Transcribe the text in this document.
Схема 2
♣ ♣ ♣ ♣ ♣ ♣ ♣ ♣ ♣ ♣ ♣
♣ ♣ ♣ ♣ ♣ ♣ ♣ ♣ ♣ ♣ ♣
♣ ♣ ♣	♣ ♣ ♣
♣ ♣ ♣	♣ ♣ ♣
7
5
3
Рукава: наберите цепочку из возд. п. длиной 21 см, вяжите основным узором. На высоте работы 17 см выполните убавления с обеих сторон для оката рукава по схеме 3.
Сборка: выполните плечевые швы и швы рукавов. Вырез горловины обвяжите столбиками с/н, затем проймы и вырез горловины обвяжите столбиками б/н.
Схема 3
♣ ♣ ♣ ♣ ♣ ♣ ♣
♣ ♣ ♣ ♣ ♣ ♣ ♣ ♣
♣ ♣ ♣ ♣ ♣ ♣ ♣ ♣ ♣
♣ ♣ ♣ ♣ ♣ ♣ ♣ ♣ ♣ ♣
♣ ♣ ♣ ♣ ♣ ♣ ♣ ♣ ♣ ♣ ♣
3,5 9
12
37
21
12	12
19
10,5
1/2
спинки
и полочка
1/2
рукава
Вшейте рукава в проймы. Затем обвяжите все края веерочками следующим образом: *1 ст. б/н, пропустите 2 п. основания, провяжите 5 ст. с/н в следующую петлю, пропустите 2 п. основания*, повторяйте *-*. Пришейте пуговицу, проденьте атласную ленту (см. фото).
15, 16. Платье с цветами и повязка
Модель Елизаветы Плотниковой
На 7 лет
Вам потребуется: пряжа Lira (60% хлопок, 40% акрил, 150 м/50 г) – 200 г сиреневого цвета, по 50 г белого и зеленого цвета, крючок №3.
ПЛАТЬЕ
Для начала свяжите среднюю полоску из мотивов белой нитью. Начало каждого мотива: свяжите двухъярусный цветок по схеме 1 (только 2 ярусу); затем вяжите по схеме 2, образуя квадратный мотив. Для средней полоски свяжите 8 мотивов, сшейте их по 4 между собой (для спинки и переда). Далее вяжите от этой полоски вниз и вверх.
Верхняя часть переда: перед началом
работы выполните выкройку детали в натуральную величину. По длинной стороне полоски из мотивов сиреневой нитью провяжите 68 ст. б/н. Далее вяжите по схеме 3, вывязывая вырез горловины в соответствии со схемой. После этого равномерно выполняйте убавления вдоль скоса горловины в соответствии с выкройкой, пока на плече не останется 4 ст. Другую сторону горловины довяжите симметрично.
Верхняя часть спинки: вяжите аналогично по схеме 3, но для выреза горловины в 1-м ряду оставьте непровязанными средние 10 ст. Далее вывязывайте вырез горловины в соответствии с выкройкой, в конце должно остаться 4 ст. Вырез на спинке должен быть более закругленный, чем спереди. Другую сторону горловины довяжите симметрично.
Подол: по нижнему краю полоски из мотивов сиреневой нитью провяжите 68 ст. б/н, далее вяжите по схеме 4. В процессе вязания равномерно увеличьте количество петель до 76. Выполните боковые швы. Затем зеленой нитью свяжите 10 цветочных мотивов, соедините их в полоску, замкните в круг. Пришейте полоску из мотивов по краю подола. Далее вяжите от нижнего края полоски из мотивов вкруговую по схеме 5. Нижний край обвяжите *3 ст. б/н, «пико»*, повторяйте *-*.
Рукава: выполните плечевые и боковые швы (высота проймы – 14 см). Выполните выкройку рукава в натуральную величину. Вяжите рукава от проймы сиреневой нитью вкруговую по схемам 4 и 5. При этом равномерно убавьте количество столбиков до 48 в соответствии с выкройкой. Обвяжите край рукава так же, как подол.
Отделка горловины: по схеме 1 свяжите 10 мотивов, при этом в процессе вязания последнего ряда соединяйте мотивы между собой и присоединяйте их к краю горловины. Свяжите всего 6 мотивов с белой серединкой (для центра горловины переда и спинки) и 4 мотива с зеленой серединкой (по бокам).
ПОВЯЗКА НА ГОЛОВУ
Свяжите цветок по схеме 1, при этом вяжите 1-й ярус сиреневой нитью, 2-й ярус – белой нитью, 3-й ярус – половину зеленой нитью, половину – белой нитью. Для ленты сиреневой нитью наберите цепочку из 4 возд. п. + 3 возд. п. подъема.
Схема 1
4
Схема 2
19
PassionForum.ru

--

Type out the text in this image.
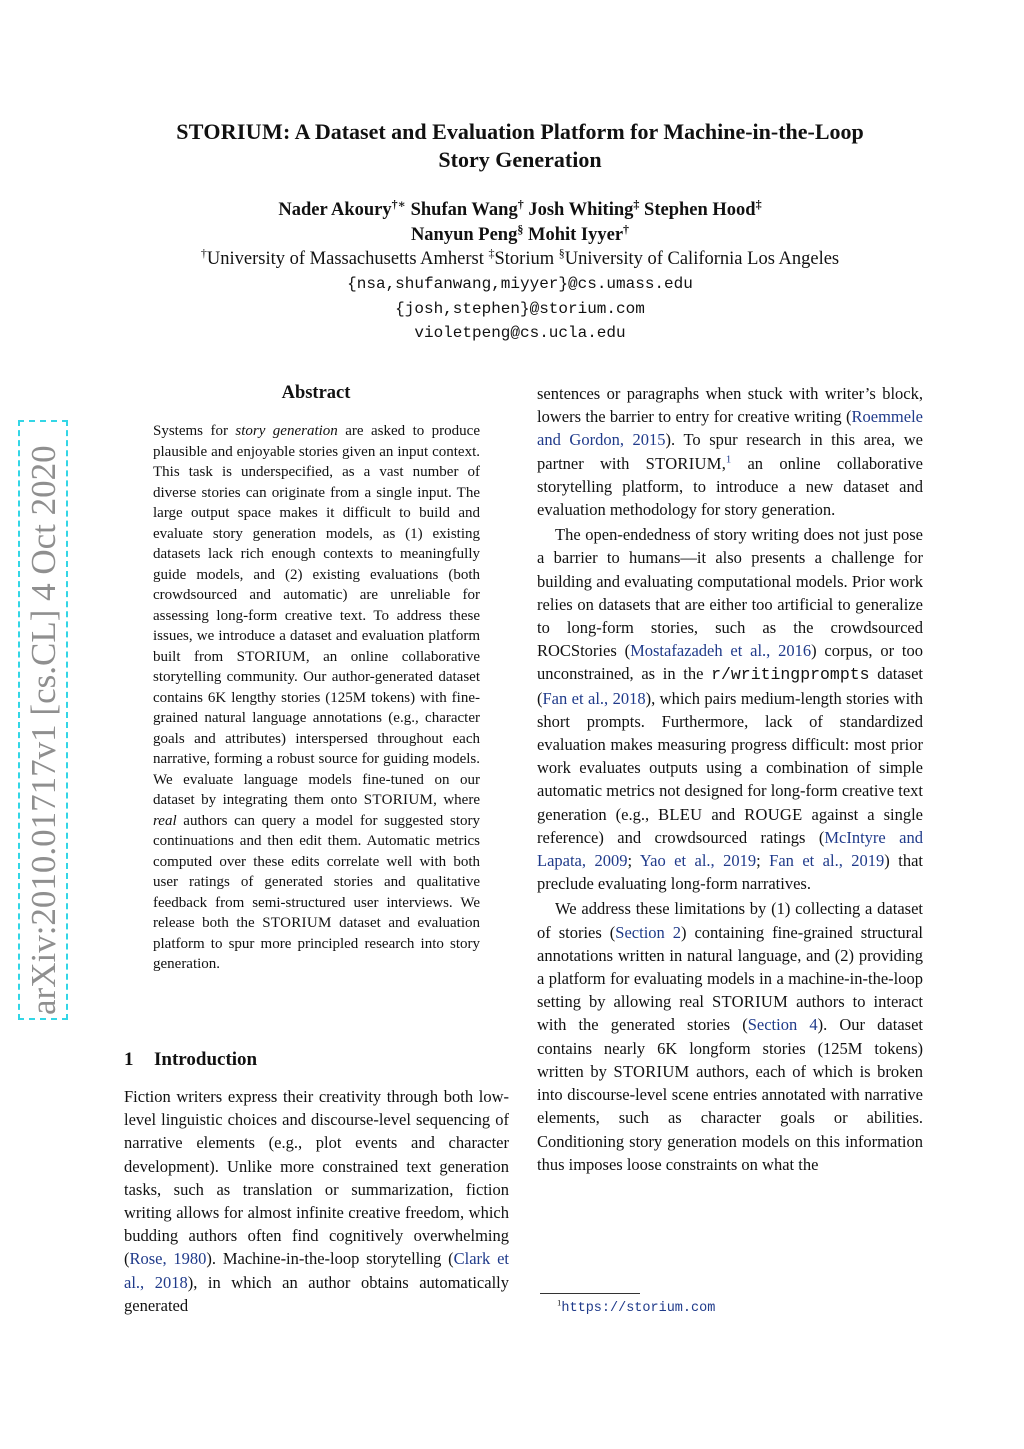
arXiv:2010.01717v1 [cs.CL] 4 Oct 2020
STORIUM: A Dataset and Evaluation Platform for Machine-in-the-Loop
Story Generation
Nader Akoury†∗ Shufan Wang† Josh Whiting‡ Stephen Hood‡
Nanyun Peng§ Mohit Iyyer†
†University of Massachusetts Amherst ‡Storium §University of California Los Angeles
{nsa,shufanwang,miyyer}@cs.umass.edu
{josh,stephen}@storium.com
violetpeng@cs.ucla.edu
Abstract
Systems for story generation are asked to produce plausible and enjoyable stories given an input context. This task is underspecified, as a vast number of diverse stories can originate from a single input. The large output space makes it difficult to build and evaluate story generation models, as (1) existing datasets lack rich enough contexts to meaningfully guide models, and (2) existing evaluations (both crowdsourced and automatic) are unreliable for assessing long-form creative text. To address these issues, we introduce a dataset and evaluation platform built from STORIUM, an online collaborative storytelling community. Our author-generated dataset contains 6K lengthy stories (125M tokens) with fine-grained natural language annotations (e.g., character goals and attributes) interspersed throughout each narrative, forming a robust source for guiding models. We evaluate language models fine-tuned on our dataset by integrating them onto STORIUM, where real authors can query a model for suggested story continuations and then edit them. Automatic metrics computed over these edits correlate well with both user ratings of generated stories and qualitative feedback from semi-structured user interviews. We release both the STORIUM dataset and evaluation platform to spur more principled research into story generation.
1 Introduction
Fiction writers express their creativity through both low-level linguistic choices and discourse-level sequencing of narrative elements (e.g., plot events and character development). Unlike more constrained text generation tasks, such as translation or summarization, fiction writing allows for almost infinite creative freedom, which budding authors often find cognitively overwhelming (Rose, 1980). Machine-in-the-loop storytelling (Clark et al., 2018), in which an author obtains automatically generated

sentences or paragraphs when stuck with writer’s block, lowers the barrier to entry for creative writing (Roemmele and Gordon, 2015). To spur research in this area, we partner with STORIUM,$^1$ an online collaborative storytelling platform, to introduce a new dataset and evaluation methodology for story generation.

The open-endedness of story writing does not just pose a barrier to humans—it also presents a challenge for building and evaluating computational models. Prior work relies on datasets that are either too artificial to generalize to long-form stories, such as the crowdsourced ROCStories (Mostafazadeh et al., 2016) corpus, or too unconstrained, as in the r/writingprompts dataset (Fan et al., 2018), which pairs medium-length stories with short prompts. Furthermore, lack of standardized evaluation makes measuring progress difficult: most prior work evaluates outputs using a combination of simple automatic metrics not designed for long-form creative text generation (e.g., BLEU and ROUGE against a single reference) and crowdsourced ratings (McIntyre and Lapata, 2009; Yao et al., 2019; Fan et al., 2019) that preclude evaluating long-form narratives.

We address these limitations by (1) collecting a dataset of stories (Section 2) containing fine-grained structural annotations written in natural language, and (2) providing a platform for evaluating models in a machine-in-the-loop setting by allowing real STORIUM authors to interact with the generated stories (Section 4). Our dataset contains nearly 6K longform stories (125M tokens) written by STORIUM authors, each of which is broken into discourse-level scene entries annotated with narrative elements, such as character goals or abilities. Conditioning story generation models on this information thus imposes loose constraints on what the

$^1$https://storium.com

Required work: Using the records above, copy each line that contains "наберите".

Response to this task:
Рукава: наберите цепочку из возд. п. длиной 21 см, вяжите основным узором. На высоте работы 17 см выполните убавления с обеих сторон для оката рукава по схеме 3.
Свяжите цветок по схеме 1, при этом вяжите 1-й ярус сиреневой нитью, 2-й ярус – белой нитью, 3-й ярус – половину зеленой нитью, половину – белой нитью. Для ленты сиреневой нитью наберите цепочку из 4 возд. п. + 3 возд. п. подъема.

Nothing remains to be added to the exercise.